-- start of TASK DATA --

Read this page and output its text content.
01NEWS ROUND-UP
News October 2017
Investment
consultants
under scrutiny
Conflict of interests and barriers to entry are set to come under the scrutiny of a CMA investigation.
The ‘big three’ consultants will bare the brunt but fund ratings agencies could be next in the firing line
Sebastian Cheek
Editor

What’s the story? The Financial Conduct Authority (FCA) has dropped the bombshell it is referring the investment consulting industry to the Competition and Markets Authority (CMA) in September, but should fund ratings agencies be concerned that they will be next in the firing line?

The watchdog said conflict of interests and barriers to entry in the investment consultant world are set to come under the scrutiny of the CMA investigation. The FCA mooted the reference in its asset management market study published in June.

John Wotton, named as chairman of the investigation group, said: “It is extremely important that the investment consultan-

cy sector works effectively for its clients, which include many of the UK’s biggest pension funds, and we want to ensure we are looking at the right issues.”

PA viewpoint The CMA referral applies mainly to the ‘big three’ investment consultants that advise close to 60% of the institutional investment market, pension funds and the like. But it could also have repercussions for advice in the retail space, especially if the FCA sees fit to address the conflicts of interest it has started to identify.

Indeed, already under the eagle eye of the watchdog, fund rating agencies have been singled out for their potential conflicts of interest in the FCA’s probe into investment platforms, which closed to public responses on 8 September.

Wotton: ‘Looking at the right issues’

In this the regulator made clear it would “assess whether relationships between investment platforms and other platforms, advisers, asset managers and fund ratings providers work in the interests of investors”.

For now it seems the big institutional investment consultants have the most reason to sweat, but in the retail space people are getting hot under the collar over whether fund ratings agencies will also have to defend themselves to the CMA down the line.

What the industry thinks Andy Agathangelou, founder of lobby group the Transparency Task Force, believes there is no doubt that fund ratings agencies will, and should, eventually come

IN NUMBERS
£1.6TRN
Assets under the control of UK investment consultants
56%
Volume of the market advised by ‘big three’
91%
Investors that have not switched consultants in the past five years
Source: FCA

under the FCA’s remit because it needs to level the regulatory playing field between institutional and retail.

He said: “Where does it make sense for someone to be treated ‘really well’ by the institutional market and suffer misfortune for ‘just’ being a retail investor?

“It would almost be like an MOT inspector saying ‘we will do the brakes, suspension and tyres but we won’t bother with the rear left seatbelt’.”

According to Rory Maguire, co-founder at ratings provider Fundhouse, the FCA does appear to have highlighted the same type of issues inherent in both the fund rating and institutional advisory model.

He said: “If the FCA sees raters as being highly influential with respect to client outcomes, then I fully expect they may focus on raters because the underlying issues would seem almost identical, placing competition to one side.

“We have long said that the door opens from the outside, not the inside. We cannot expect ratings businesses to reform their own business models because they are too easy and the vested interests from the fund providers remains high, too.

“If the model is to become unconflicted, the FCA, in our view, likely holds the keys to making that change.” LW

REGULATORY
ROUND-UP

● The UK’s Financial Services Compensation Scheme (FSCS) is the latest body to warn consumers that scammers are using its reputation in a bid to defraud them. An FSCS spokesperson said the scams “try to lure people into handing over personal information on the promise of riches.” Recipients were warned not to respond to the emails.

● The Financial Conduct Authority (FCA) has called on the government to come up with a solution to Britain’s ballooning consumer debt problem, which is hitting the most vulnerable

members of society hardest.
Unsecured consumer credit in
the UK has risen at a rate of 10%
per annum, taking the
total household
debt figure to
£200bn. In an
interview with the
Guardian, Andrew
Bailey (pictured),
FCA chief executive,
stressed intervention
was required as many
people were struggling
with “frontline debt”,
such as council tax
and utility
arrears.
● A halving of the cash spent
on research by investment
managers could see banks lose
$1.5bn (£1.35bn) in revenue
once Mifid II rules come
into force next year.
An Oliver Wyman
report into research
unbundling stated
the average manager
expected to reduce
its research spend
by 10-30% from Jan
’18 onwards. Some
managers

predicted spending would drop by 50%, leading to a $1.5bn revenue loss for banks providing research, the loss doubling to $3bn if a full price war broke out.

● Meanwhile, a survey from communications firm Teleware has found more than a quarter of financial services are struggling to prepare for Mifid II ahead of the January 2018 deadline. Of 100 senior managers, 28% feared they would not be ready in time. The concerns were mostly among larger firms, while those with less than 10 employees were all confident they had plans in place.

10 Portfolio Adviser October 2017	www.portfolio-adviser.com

-- end of TASK DATA --

- **WHAT TO DO**:
Go through the records and show every line with the string "between" in it.

- **WRITTEN RESPONSE**:
In this the regulator made clear it would “assess whether relationships between investment platforms and other platforms, advisers, asset managers and fund ratings providers work in the interests of investors”.
under the FCA’s remit because it needs to level the regulatory playing field between institutional and retail.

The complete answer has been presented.